■ **Selected excerpt**:
WWII: What is Doncaster’s Story?

GQ: What is Doncaster’s story?

Expedition lead: L. Chapman
Curriculum: STEAM, HUMS and Arts
Phase/Year group: Primary, Year 5/6
Delivery date: Winter 2020

We will be studying World War II and how the impact of individuals – such as Tom Moore – influenced the world we live in today. We intend to link this to our local area by ensuring that we include two questions with our cases studies that link directly to Doncaster.  The children will have opportunities to find out how World War II affected their home town and we hope this makes the learning more purposeful for them. 

‘Hook Week’ will be used to inspire the children by providing  opportunities for them to create a range of immersive crafts. These will be used to convert our learning environments into inspiring, themed enrichment areas.  During this week, we will also be setting research activities for the children to complete. The products of which will be used to supplement display boards and information stations.

■ **Short task a**: Who is listed as the expedition lead on the WWII page?

Dataset rows:
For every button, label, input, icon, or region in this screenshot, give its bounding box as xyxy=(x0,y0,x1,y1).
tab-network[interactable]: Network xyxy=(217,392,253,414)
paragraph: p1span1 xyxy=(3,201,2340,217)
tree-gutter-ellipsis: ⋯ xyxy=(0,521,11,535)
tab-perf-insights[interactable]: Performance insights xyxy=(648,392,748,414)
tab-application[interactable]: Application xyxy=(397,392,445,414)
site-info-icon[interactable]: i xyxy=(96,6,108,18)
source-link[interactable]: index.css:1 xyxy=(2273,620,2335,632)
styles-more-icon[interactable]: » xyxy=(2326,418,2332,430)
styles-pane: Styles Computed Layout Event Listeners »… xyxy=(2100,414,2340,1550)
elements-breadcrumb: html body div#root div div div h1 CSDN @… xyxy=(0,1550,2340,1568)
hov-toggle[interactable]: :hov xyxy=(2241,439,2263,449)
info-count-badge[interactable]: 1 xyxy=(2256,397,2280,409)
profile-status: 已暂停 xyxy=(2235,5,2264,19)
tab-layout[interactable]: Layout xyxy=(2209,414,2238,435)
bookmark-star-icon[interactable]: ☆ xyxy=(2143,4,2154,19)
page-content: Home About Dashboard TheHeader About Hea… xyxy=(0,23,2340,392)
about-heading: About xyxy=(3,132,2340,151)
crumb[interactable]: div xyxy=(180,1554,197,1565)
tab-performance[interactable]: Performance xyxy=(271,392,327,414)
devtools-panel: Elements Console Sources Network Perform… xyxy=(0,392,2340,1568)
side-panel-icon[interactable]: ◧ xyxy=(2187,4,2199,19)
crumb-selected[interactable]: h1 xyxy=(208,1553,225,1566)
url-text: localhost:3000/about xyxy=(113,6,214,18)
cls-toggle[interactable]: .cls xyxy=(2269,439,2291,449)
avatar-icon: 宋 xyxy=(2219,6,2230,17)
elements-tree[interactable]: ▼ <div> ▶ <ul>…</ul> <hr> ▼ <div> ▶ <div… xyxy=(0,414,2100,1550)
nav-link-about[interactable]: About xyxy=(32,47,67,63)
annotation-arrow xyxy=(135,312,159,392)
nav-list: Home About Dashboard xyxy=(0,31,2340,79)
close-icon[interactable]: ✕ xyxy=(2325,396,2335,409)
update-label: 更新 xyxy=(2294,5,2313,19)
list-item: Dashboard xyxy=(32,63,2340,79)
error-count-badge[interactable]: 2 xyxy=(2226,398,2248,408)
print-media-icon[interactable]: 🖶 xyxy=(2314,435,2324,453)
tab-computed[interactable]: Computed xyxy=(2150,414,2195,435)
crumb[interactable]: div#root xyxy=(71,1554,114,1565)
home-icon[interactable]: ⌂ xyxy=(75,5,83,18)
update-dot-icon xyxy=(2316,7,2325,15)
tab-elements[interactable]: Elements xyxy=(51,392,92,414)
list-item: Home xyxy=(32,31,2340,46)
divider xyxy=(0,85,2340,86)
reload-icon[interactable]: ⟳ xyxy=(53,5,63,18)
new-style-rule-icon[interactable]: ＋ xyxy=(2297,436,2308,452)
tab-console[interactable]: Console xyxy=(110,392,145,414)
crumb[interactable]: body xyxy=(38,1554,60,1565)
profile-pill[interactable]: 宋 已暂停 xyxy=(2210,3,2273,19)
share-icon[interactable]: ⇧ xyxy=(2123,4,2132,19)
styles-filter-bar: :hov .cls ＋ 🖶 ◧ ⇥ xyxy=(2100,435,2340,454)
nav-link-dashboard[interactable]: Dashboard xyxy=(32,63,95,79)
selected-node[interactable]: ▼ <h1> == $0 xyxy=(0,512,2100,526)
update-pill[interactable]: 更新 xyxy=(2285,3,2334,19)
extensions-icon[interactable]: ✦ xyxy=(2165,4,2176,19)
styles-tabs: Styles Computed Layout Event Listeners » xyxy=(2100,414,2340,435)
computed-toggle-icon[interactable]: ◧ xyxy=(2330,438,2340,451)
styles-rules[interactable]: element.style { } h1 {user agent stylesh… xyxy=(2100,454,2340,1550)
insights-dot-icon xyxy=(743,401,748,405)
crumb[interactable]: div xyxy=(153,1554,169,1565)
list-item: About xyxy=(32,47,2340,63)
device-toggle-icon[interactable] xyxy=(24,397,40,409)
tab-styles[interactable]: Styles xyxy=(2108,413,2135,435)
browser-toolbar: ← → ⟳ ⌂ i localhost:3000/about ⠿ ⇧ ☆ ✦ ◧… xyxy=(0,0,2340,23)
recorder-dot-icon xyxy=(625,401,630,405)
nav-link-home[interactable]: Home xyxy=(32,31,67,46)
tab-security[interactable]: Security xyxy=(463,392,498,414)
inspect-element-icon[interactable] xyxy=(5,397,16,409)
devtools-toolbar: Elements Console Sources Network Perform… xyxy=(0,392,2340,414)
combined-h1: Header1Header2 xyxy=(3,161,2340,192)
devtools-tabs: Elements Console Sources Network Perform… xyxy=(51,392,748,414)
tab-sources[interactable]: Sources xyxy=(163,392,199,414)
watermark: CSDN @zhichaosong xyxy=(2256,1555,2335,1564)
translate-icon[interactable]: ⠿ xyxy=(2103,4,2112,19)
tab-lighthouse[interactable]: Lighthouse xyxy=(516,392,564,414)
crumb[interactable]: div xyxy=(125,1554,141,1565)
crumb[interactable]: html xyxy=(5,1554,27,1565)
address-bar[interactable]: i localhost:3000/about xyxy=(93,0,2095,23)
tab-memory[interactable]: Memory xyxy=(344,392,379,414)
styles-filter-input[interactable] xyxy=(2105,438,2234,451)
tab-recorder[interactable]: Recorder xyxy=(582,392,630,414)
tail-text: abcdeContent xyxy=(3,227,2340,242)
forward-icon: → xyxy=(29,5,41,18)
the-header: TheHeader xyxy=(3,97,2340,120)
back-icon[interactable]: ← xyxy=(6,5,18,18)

■ **Short task b**: Please rewrite the stretch of the listing from its start through the line containing "site-info-icon[interactable]: i xyxy=(96,6,108,18)", changing "Performance insights" to "Performance Insights" and keeping everything else the same.

■ **Complete output a**: L. Chapman

■ **Complete output b**:
For every button, label, input, icon, or region in this screenshot, give its bounding box as xyxy=(x0,y0,x1,y1).
tab-network[interactable]: Network xyxy=(217,392,253,414)
paragraph: p1span1 xyxy=(3,201,2340,217)
tree-gutter-ellipsis: ⋯ xyxy=(0,521,11,535)
tab-perf-insights[interactable]: Performance Insights xyxy=(648,392,748,414)
tab-application[interactable]: Application xyxy=(397,392,445,414)
site-info-icon[interactable]: i xyxy=(96,6,108,18)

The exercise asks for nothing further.